%%

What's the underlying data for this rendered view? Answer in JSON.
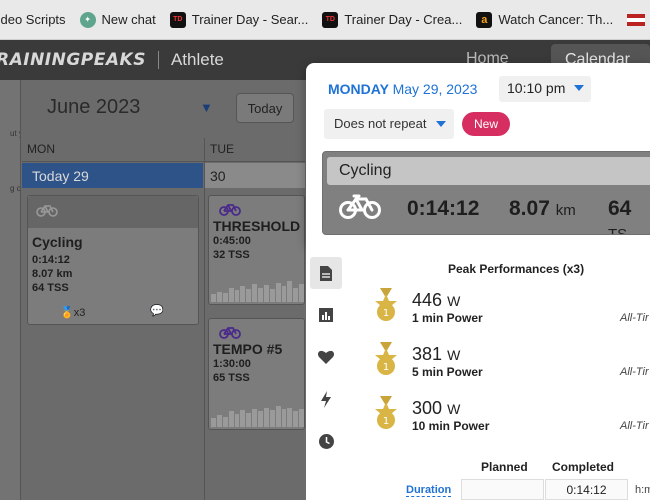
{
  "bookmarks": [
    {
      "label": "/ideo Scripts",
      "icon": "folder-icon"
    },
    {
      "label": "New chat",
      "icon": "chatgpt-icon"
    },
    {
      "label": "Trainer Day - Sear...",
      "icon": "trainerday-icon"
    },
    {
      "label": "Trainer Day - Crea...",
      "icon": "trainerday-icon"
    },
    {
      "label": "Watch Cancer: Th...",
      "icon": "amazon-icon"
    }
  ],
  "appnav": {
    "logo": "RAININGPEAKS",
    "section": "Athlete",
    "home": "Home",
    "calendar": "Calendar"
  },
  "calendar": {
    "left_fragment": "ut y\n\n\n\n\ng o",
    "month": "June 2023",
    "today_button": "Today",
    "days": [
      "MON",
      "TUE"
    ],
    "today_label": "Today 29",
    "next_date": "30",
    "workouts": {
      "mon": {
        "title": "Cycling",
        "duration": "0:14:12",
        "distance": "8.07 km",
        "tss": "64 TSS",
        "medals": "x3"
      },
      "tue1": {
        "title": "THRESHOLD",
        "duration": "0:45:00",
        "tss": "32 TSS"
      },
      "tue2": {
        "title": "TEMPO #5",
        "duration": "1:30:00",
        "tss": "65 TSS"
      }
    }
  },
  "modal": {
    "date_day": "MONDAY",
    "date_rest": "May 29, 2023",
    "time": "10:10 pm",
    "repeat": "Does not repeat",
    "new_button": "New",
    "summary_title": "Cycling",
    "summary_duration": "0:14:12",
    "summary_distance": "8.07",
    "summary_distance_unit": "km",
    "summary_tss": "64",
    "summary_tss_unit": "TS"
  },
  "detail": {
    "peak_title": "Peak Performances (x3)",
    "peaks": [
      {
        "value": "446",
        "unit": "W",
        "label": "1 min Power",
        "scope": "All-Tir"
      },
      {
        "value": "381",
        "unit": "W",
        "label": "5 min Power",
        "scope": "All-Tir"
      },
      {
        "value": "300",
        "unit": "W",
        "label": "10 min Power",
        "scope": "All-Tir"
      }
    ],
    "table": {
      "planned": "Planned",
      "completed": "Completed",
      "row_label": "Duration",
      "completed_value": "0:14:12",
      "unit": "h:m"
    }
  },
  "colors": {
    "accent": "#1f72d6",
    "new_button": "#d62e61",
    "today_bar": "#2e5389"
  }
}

%%
%%

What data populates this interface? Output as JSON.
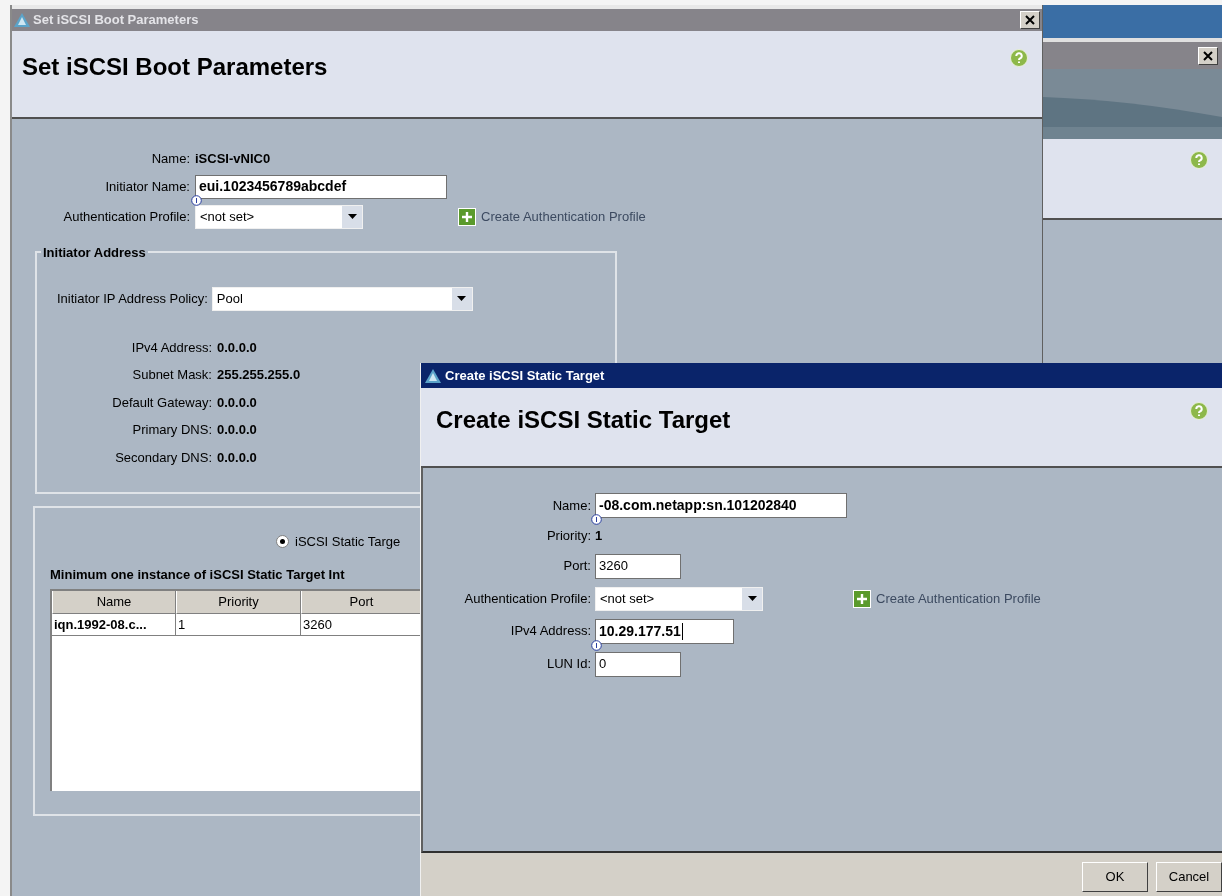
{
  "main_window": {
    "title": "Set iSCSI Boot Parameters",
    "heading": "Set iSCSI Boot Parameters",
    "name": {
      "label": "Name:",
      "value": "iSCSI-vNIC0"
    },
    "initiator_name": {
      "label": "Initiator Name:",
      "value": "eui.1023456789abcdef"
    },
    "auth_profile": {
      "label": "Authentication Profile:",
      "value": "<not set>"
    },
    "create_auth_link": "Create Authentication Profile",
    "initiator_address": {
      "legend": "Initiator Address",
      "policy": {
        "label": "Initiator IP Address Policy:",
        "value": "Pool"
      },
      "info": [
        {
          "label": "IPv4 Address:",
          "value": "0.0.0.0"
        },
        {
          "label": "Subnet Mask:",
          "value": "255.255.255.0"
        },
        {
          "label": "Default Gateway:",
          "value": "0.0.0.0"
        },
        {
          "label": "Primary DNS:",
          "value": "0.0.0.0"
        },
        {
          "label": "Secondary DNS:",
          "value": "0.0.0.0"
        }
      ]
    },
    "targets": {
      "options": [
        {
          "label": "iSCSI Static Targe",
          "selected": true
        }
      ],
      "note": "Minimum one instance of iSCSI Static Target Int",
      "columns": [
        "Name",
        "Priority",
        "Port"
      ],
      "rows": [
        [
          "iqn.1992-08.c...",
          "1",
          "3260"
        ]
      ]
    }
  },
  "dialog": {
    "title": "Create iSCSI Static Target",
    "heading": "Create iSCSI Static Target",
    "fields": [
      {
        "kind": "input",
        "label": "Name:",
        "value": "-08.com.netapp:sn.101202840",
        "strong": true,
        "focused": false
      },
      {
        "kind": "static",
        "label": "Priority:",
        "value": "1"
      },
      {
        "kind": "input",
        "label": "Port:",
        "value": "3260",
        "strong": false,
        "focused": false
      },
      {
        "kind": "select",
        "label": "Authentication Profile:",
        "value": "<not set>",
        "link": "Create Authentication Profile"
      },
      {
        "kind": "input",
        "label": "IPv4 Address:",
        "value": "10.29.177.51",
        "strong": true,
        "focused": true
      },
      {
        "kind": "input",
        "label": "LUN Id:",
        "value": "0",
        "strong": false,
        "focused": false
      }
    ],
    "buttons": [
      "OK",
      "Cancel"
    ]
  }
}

%%
%%

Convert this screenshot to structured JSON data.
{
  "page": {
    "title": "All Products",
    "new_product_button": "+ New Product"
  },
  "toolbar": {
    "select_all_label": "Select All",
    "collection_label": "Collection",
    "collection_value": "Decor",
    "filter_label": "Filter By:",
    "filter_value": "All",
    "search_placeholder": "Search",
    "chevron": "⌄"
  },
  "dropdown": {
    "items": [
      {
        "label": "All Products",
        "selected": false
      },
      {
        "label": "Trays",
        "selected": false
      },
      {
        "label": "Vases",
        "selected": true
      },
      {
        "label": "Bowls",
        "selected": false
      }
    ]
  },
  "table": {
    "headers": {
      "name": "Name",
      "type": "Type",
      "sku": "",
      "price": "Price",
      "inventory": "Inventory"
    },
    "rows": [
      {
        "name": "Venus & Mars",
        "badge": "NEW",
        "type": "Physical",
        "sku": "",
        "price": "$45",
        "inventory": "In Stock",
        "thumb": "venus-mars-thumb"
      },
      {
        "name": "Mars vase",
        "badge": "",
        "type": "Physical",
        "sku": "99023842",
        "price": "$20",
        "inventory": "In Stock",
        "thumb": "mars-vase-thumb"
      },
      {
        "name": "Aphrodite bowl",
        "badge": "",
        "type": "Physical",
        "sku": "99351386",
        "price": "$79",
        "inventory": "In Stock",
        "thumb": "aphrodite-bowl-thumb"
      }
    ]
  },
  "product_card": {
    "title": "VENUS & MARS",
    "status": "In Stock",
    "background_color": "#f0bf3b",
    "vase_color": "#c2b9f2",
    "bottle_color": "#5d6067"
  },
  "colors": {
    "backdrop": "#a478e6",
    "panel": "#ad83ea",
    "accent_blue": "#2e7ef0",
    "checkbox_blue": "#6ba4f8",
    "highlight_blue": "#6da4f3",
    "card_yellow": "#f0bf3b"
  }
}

%%

## [Directive]
Gather up the lines containing the word "Authentication" from these records and copy them.

## [Correct answer]
      "label": "Authentication Profile:",
    "create_auth_link": "Create Authentication Profile",
        "label": "Authentication Profile:",
        "link": "Create Authentication Profile"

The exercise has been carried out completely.